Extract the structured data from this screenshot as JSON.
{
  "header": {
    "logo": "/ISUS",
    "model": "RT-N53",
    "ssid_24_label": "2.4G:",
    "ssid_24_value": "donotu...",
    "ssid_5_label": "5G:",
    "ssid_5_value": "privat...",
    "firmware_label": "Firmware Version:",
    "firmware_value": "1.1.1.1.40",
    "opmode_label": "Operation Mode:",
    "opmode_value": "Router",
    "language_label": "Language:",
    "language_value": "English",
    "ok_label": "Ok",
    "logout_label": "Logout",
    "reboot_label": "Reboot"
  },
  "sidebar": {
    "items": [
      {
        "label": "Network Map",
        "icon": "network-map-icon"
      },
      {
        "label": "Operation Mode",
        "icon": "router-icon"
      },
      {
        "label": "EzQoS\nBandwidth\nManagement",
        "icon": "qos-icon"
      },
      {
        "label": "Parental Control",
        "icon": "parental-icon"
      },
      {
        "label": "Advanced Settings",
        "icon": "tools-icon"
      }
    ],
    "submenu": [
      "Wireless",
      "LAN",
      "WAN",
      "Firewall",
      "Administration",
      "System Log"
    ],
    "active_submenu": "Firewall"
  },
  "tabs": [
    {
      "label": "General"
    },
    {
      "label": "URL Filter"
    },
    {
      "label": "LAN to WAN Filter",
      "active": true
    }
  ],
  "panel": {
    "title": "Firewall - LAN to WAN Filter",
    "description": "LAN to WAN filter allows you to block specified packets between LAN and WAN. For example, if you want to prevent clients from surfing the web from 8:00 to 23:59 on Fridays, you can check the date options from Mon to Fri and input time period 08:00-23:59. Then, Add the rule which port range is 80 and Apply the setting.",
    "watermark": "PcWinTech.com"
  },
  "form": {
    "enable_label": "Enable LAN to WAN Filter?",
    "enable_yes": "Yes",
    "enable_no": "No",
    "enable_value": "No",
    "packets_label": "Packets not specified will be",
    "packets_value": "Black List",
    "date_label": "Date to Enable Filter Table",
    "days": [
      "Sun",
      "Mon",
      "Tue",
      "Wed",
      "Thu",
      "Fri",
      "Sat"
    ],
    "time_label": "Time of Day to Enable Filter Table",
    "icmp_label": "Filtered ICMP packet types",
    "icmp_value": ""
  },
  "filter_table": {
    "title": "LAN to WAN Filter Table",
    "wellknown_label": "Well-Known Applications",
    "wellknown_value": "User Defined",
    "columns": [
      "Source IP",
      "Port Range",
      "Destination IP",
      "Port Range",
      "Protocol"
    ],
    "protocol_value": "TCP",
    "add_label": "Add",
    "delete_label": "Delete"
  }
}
- - - - -
Problem statement
Please repeat all the records above exactly as they appear.

Full response
Extract the structured data from this screenshot as JSON.
{
  "header": {
    "logo": "/ISUS",
    "model": "RT-N53",
    "ssid_24_label": "2.4G:",
    "ssid_24_value": "donotu...",
    "ssid_5_label": "5G:",
    "ssid_5_value": "privat...",
    "firmware_label": "Firmware Version:",
    "firmware_value": "1.1.1.1.40",
    "opmode_label": "Operation Mode:",
    "opmode_value": "Router",
    "language_label": "Language:",
    "language_value": "English",
    "ok_label": "Ok",
    "logout_label": "Logout",
    "reboot_label": "Reboot"
  },
  "sidebar": {
    "items": [
      {
        "label": "Network Map",
        "icon": "network-map-icon"
      },
      {
        "label": "Operation Mode",
        "icon": "router-icon"
      },
      {
        "label": "EzQoS\nBandwidth\nManagement",
        "icon": "qos-icon"
      },
      {
        "label": "Parental Control",
        "icon": "parental-icon"
      },
      {
        "label": "Advanced Settings",
        "icon": "tools-icon"
      }
    ],
    "submenu": [
      "Wireless",
      "LAN",
      "WAN",
      "Firewall",
      "Administration",
      "System Log"
    ],
    "active_submenu": "Firewall"
  },
  "tabs": [
    {
      "label": "General"
    },
    {
      "label": "URL Filter"
    },
    {
      "label": "LAN to WAN Filter",
      "active": true
    }
  ],
  "panel": {
    "title": "Firewall - LAN to WAN Filter",
    "description": "LAN to WAN filter allows you to block specified packets between LAN and WAN. For example, if you want to prevent clients from surfing the web from 8:00 to 23:59 on Fridays, you can check the date options from Mon to Fri and input time period 08:00-23:59. Then, Add the rule which port range is 80 and Apply the setting.",
    "watermark": "PcWinTech.com"
  },
  "form": {
    "enable_label": "Enable LAN to WAN Filter?",
    "enable_yes": "Yes",
    "enable_no": "No",
    "enable_value": "No",
    "packets_label": "Packets not specified will be",
    "packets_value": "Black List",
    "date_label": "Date to Enable Filter Table",
    "days": [
      "Sun",
      "Mon",
      "Tue",
      "Wed",
      "Thu",
      "Fri",
      "Sat"
    ],
    "time_label": "Time of Day to Enable Filter Table",
    "icmp_label": "Filtered ICMP packet types",
    "icmp_value": ""
  },
  "filter_table": {
    "title": "LAN to WAN Filter Table",
    "wellknown_label": "Well-Known Applications",
    "wellknown_value": "User Defined",
    "columns": [
      "Source IP",
      "Port Range",
      "Destination IP",
      "Port Range",
      "Protocol"
    ],
    "protocol_value": "TCP",
    "add_label": "Add",
    "delete_label": "Delete"
  }
}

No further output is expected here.